### Exercise description
Please put the lines from the first one through the line containing "responsively-logo-icon[interactable]: R: [2, 10, 28, 38]" into a JSON list of strings, one string per line, leaving out any blank lines.

### Records to process
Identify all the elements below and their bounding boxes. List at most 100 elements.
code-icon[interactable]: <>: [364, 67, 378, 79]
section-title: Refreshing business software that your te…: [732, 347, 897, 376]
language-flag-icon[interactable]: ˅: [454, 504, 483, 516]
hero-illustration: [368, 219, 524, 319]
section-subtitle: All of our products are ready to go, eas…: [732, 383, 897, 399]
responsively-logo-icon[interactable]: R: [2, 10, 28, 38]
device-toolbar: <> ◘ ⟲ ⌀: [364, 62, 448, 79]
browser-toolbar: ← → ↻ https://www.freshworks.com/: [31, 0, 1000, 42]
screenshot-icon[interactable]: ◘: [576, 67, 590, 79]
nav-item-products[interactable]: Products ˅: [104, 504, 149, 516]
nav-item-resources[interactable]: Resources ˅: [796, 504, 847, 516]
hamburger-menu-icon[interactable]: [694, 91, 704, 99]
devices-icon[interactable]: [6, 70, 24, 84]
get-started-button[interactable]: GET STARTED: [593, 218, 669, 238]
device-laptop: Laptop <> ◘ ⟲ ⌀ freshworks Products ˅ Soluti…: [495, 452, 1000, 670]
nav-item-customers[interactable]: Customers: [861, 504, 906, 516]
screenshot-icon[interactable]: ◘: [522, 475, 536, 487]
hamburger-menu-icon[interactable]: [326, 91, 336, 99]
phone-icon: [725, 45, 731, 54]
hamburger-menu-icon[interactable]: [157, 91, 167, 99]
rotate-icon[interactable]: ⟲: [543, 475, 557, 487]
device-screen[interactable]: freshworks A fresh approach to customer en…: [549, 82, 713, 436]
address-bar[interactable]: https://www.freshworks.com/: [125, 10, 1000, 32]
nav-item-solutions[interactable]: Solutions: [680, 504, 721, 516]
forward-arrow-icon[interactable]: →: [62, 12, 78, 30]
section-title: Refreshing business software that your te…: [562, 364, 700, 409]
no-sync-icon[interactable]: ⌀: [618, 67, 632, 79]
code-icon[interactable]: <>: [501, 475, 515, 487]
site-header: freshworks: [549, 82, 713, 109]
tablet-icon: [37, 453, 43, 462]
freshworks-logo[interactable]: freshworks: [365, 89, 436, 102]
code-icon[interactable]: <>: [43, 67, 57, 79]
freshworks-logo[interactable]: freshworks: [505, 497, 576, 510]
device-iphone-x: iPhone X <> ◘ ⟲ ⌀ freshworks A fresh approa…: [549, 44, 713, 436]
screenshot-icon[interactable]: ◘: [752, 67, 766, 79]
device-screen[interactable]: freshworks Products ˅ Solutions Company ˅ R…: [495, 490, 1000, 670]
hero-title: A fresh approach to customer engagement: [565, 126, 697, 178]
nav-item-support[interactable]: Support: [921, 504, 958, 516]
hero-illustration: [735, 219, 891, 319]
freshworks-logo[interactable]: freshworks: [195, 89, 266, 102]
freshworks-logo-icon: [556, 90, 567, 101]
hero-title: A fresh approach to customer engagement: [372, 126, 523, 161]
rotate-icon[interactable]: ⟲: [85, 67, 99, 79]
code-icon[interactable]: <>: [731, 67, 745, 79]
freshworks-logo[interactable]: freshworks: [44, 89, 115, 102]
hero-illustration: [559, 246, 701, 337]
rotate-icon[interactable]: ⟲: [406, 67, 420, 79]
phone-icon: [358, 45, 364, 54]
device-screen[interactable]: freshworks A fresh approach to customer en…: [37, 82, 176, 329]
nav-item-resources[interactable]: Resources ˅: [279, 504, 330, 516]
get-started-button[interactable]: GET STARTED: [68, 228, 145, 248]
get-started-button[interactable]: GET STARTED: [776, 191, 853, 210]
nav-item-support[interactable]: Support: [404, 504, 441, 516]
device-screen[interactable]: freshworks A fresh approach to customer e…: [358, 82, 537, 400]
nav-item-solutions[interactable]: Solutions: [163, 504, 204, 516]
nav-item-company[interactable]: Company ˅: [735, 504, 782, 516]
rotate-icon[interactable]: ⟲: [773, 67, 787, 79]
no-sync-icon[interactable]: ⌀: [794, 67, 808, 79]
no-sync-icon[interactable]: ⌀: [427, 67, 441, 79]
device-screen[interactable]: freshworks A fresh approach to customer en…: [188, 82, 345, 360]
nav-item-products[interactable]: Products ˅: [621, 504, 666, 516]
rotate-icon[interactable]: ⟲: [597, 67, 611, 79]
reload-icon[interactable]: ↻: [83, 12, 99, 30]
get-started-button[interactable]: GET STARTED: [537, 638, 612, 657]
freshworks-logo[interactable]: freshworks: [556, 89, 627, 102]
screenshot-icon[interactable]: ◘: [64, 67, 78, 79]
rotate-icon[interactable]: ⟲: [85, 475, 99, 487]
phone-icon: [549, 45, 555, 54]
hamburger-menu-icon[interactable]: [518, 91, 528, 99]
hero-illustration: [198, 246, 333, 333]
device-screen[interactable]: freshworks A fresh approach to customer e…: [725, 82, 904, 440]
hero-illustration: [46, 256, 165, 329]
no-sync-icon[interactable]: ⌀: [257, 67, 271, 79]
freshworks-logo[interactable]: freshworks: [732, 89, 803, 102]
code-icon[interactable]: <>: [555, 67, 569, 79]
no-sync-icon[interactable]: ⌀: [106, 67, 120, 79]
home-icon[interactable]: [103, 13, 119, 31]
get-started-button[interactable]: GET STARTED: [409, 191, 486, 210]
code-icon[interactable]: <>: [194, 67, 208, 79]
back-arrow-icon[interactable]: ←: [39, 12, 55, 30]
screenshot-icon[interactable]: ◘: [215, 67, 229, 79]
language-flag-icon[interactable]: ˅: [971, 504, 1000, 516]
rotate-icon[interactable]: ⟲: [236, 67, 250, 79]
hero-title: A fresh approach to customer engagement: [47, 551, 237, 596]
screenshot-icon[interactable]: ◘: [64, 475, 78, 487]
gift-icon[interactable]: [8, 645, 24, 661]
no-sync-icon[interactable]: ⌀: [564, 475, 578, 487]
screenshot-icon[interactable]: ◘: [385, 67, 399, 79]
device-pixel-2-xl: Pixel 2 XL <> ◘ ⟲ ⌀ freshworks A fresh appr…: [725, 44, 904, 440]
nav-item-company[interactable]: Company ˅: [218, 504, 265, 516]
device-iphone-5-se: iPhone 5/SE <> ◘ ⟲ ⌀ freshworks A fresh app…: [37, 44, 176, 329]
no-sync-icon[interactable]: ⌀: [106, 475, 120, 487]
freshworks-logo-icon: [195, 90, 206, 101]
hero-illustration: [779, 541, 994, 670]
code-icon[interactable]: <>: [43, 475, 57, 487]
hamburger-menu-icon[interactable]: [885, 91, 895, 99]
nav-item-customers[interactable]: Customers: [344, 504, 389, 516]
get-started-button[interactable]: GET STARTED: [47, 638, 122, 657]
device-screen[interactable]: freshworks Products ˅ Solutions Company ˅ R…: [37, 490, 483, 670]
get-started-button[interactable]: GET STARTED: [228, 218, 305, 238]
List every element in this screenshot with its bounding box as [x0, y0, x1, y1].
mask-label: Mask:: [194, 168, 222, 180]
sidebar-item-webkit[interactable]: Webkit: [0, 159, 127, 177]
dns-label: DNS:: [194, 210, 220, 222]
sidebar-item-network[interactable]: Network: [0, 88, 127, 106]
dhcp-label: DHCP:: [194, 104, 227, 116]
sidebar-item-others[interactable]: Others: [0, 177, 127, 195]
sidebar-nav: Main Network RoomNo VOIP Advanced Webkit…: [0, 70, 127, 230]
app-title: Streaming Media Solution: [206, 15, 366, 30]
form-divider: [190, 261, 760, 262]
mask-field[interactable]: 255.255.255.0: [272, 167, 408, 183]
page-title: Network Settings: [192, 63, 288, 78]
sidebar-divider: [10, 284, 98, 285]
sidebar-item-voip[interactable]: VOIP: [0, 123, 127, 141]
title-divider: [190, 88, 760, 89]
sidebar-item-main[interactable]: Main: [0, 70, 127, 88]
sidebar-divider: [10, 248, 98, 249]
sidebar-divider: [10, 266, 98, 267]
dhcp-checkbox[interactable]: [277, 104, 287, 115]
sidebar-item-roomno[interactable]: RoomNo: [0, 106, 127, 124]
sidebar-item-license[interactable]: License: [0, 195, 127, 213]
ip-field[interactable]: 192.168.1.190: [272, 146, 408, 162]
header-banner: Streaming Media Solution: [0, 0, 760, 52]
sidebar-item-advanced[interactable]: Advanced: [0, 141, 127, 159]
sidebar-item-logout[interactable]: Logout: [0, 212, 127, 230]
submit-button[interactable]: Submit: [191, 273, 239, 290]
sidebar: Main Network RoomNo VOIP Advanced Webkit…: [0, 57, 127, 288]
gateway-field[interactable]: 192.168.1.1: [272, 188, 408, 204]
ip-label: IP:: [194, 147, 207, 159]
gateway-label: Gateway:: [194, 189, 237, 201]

### Full solution
[
  "Identify all the elements below and their bounding boxes. List at most 100 elements.",
  "code-icon[interactable]: <>: [364, 67, 378, 79]",
  "section-title: Refreshing business software that your te…: [732, 347, 897, 376]",
  "language-flag-icon[interactable]: ˅: [454, 504, 483, 516]",
  "hero-illustration: [368, 219, 524, 319]",
  "section-subtitle: All of our products are ready to go, eas…: [732, 383, 897, 399]",
  "responsively-logo-icon[interactable]: R: [2, 10, 28, 38]"
]